_Aim of the exercise:_ Leave the pictures out and transcribe every record exactly.

start Records supplied

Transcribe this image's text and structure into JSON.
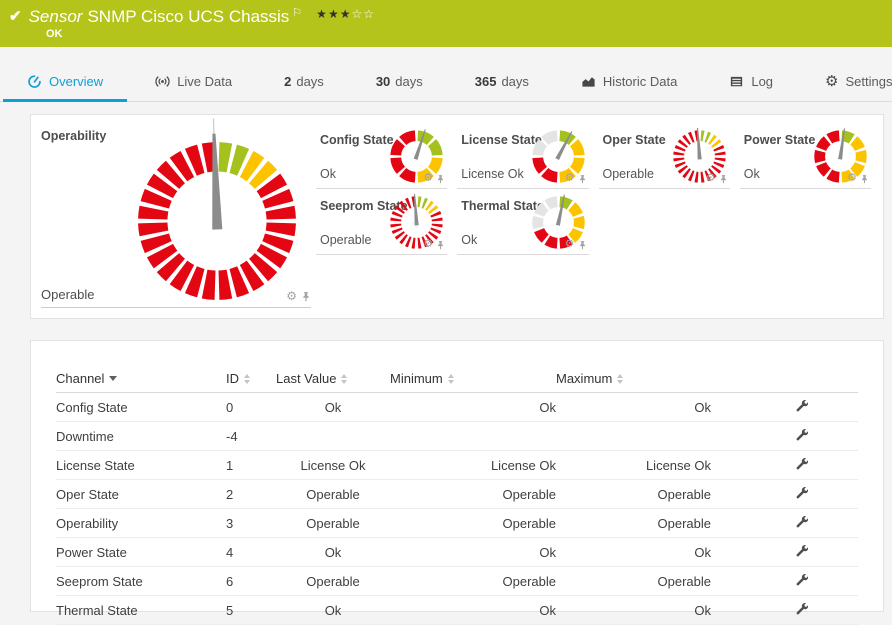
{
  "colors": {
    "header_bg": "#b5c41b",
    "accent": "#0ba1d8",
    "seg_red": "#e30613",
    "seg_green": "#a4c11d",
    "seg_yellow": "#fcc300",
    "seg_grey": "#e4e4e4",
    "needle": "#8c8c8c"
  },
  "icons": {
    "gear_glyph": "⚙"
  },
  "header": {
    "check_icon": "✔",
    "sensor_label": "Sensor",
    "title": "SNMP Cisco UCS Chassis",
    "flag_icon": "⚐",
    "rating_filled": 3,
    "rating_total": 5,
    "status": "OK"
  },
  "tabs": [
    {
      "id": "overview",
      "label": "Overview",
      "icon": "gauge-icon",
      "active": true
    },
    {
      "id": "live-data",
      "label": "Live Data",
      "icon": "live-icon"
    },
    {
      "id": "2-days",
      "num": "2",
      "label": "days"
    },
    {
      "id": "30-days",
      "num": "30",
      "label": "days"
    },
    {
      "id": "365-days",
      "num": "365",
      "label": "days"
    },
    {
      "id": "historic-data",
      "label": "Historic Data",
      "icon": "historic-icon"
    },
    {
      "id": "log",
      "label": "Log",
      "icon": "log-icon"
    },
    {
      "id": "settings",
      "label": "Settings",
      "icon": "gear-icon"
    }
  ],
  "gauges": {
    "main": {
      "title": "Operability",
      "value": "Operable",
      "segments": "ggyyrrrrrrrrrrrrrrrrrrrrrrrr",
      "needle_deg": -2
    },
    "small": [
      {
        "title": "Config State",
        "value": "Ok",
        "segments": "ggyyrrrr",
        "needle_deg": 18
      },
      {
        "title": "License State",
        "value": "License Ok",
        "segments": "gyyyrree",
        "needle_deg": 28
      },
      {
        "title": "Oper State",
        "value": "Operable",
        "segments": "ggyyrrrrrrrrrrrrrrrrrrrr",
        "needle_deg": -4
      },
      {
        "title": "Power State",
        "value": "Ok",
        "segments": "gyyyyrrrrr",
        "needle_deg": 8
      },
      {
        "title": "Seeprom State",
        "value": "Operable",
        "segments": "ggyyrrrrrrrrrrrrrrrrrrrr",
        "needle_deg": -4
      },
      {
        "title": "Thermal State",
        "value": "Ok",
        "segments": "gyyyrrreee",
        "needle_deg": 12
      }
    ]
  },
  "table": {
    "headers": [
      {
        "label": "Channel",
        "sort": "desc"
      },
      {
        "label": "ID",
        "sort": "both"
      },
      {
        "label": "Last Value",
        "sort": "both"
      },
      {
        "label": "Minimum",
        "sort": "both"
      },
      {
        "label": "Maximum",
        "sort": "both"
      }
    ],
    "rows": [
      {
        "channel": "Config State",
        "id": "0",
        "last": "Ok",
        "min": "Ok",
        "max": "Ok"
      },
      {
        "channel": "Downtime",
        "id": "-4",
        "last": "",
        "min": "",
        "max": ""
      },
      {
        "channel": "License State",
        "id": "1",
        "last": "License Ok",
        "min": "License Ok",
        "max": "License Ok"
      },
      {
        "channel": "Oper State",
        "id": "2",
        "last": "Operable",
        "min": "Operable",
        "max": "Operable"
      },
      {
        "channel": "Operability",
        "id": "3",
        "last": "Operable",
        "min": "Operable",
        "max": "Operable"
      },
      {
        "channel": "Power State",
        "id": "4",
        "last": "Ok",
        "min": "Ok",
        "max": "Ok"
      },
      {
        "channel": "Seeprom State",
        "id": "6",
        "last": "Operable",
        "min": "Operable",
        "max": "Operable"
      },
      {
        "channel": "Thermal State",
        "id": "5",
        "last": "Ok",
        "min": "Ok",
        "max": "Ok"
      }
    ]
  }
}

end Records supplied

_Solution:_
Transcribe this image's text and structure into JSON.
{
  "colors": {
    "header_bg": "#b5c41b",
    "accent": "#0ba1d8",
    "seg_red": "#e30613",
    "seg_green": "#a4c11d",
    "seg_yellow": "#fcc300",
    "seg_grey": "#e4e4e4",
    "needle": "#8c8c8c"
  },
  "icons": {
    "gear_glyph": "⚙"
  },
  "header": {
    "check_icon": "✔",
    "sensor_label": "Sensor",
    "title": "SNMP Cisco UCS Chassis",
    "flag_icon": "⚐",
    "rating_filled": 3,
    "rating_total": 5,
    "status": "OK"
  },
  "tabs": [
    {
      "id": "overview",
      "label": "Overview",
      "icon": "gauge-icon",
      "active": true
    },
    {
      "id": "live-data",
      "label": "Live Data",
      "icon": "live-icon"
    },
    {
      "id": "2-days",
      "num": "2",
      "label": "days"
    },
    {
      "id": "30-days",
      "num": "30",
      "label": "days"
    },
    {
      "id": "365-days",
      "num": "365",
      "label": "days"
    },
    {
      "id": "historic-data",
      "label": "Historic Data",
      "icon": "historic-icon"
    },
    {
      "id": "log",
      "label": "Log",
      "icon": "log-icon"
    },
    {
      "id": "settings",
      "label": "Settings",
      "icon": "gear-icon"
    }
  ],
  "gauges": {
    "main": {
      "title": "Operability",
      "value": "Operable",
      "segments": "ggyyrrrrrrrrrrrrrrrrrrrrrrrr",
      "needle_deg": -2
    },
    "small": [
      {
        "title": "Config State",
        "value": "Ok",
        "segments": "ggyyrrrr",
        "needle_deg": 18
      },
      {
        "title": "License State",
        "value": "License Ok",
        "segments": "gyyyrree",
        "needle_deg": 28
      },
      {
        "title": "Oper State",
        "value": "Operable",
        "segments": "ggyyrrrrrrrrrrrrrrrrrrrr",
        "needle_deg": -4
      },
      {
        "title": "Power State",
        "value": "Ok",
        "segments": "gyyyyrrrrr",
        "needle_deg": 8
      },
      {
        "title": "Seeprom State",
        "value": "Operable",
        "segments": "ggyyrrrrrrrrrrrrrrrrrrrr",
        "needle_deg": -4
      },
      {
        "title": "Thermal State",
        "value": "Ok",
        "segments": "gyyyrrreee",
        "needle_deg": 12
      }
    ]
  },
  "table": {
    "headers": [
      {
        "label": "Channel",
        "sort": "desc"
      },
      {
        "label": "ID",
        "sort": "both"
      },
      {
        "label": "Last Value",
        "sort": "both"
      },
      {
        "label": "Minimum",
        "sort": "both"
      },
      {
        "label": "Maximum",
        "sort": "both"
      }
    ],
    "rows": [
      {
        "channel": "Config State",
        "id": "0",
        "last": "Ok",
        "min": "Ok",
        "max": "Ok"
      },
      {
        "channel": "Downtime",
        "id": "-4",
        "last": "",
        "min": "",
        "max": ""
      },
      {
        "channel": "License State",
        "id": "1",
        "last": "License Ok",
        "min": "License Ok",
        "max": "License Ok"
      },
      {
        "channel": "Oper State",
        "id": "2",
        "last": "Operable",
        "min": "Operable",
        "max": "Operable"
      },
      {
        "channel": "Operability",
        "id": "3",
        "last": "Operable",
        "min": "Operable",
        "max": "Operable"
      },
      {
        "channel": "Power State",
        "id": "4",
        "last": "Ok",
        "min": "Ok",
        "max": "Ok"
      },
      {
        "channel": "Seeprom State",
        "id": "6",
        "last": "Operable",
        "min": "Operable",
        "max": "Operable"
      },
      {
        "channel": "Thermal State",
        "id": "5",
        "last": "Ok",
        "min": "Ok",
        "max": "Ok"
      }
    ]
  }
}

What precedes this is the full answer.